[Instructions to follow] The records should be written out in full, with nothing altered.

[Part of a data file]
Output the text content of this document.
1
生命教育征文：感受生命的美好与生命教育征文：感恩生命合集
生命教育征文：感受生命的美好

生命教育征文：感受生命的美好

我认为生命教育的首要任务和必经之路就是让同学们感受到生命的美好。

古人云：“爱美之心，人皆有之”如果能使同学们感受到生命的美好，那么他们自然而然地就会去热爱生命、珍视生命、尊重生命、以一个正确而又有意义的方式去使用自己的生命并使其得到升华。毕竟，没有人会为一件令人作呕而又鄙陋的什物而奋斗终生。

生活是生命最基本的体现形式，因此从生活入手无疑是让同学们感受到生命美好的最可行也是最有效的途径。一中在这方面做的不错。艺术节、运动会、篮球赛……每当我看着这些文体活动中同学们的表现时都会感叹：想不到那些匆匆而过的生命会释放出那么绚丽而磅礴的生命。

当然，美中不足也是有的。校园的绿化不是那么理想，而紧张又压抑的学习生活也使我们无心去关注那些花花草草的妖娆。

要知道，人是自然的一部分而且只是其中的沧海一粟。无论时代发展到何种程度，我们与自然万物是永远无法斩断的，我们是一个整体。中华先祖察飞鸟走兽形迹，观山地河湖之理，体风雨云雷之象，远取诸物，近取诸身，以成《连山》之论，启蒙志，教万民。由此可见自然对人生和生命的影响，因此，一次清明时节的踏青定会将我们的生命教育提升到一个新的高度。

[Exercise output]
Output the text content of this document.
1
生命教育征文：感受生命的美好与生命教育征文：感恩生命合集
生命教育征文：感受生命的美好

生命教育征文：感受生命的美好

我认为生命教育的首要任务和必经之路就是让同学们感受到生命的美好。

古人云：“爱美之心，人皆有之”如果能使同学们感受到生命的美好，那么他们自然而然地就会去热爱生命、珍视生命、尊重生命、以一个正确而又有意义的方式去使用自己的生命并使其得到升华。毕竟，没有人会为一件令人作呕而又鄙陋的什物而奋斗终生。

生活是生命最基本的体现形式，因此从生活入手无疑是让同学们感受到生命美好的最可行也是最有效的途径。一中在这方面做的不错。艺术节、运动会、篮球赛……每当我看着这些文体活动中同学们的表现时都会感叹：想不到那些匆匆而过的生命会释放出那么绚丽而磅礴的生命。

当然，美中不足也是有的。校园的绿化不是那么理想，而紧张又压抑的学习生活也使我们无心去关注那些花花草草的妖娆。

要知道，人是自然的一部分而且只是其中的沧海一粟。无论时代发展到何种程度，我们与自然万物是永远无法斩断的，我们是一个整体。中华先祖察飞鸟走兽形迹，观山地河湖之理，体风雨云雷之象，远取诸物，近取诸身，以成《连山》之论，启蒙志，教万民。由此可见自然对人生和生命的影响，因此，一次清明时节的踏青定会将我们的生命教育提升到一个新的高度。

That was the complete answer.